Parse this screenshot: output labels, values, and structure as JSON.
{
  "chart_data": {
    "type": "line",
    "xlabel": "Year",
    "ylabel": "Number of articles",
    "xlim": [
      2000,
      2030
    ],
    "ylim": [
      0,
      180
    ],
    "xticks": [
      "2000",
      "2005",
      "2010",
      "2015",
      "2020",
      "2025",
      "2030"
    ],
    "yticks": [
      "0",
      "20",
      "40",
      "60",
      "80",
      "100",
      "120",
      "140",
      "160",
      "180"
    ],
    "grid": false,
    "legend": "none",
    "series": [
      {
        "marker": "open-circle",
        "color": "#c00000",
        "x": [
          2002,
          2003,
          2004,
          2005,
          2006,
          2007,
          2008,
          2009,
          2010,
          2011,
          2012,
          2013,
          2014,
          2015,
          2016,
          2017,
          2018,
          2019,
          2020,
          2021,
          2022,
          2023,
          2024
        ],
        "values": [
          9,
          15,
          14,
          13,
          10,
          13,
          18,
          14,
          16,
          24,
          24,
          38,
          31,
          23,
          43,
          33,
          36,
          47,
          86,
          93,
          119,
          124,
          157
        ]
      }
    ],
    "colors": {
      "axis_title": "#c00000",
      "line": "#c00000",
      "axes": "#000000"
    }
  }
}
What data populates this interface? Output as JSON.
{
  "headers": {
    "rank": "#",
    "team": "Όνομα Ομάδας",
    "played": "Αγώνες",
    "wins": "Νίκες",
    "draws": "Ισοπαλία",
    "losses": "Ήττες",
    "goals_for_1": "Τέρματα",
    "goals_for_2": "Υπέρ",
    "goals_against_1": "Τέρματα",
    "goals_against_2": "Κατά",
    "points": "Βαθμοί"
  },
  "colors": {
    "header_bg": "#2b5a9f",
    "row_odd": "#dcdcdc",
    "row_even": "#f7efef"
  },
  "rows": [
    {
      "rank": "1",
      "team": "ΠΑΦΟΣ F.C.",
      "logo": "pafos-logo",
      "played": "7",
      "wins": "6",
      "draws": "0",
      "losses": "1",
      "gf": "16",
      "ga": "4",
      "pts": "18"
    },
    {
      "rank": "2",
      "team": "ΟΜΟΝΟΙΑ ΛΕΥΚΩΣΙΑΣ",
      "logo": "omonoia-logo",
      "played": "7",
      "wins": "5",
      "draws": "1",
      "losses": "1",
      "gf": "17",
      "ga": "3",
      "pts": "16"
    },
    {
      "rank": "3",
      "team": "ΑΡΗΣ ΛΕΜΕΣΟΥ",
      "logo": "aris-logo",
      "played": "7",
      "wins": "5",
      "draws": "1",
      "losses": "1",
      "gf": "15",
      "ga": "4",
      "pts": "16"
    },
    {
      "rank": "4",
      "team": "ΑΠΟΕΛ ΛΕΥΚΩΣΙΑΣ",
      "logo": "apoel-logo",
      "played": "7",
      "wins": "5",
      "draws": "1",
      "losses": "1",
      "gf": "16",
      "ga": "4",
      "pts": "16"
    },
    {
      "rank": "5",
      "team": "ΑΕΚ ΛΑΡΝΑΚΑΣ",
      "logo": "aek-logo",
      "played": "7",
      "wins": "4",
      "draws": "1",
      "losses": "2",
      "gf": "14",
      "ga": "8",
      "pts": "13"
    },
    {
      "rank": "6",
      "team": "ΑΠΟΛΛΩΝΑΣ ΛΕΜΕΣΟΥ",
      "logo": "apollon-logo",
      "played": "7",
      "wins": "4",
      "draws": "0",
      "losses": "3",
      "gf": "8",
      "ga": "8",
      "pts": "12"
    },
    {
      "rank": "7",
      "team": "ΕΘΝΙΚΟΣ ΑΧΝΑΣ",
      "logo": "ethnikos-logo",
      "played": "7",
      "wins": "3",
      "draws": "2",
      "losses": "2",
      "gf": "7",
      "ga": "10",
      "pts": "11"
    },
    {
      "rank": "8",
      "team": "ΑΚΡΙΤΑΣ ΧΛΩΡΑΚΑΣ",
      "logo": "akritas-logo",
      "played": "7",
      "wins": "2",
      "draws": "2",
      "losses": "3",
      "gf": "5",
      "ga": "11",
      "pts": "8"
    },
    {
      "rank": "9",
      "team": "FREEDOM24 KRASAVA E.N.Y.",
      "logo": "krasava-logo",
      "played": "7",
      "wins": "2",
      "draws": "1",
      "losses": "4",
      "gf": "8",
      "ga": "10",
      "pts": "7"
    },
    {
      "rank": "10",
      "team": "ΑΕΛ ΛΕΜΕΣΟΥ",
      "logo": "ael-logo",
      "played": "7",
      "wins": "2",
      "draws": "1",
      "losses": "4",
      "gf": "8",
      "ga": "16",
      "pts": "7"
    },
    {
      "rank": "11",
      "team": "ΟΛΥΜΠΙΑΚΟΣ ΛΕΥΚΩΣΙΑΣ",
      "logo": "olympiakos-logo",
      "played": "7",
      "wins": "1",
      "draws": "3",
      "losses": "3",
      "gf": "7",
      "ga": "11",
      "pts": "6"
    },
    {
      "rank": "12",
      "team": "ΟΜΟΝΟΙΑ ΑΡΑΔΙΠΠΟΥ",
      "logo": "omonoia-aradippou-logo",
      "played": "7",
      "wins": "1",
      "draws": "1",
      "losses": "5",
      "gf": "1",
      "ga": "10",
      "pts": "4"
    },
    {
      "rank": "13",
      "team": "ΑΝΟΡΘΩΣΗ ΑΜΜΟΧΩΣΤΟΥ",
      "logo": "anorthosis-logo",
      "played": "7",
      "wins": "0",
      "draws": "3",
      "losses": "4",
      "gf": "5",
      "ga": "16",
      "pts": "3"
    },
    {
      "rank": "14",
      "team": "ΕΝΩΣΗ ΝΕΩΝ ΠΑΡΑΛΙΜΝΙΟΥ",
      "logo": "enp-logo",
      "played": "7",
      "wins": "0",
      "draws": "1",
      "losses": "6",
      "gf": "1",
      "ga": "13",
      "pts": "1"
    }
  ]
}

----

Work required: From the listing, copy each line containing the word "JSON".

Exercise output:
Parse this screenshot: output labels, values, and structure as JSON.
What data populates this interface? Output as JSON.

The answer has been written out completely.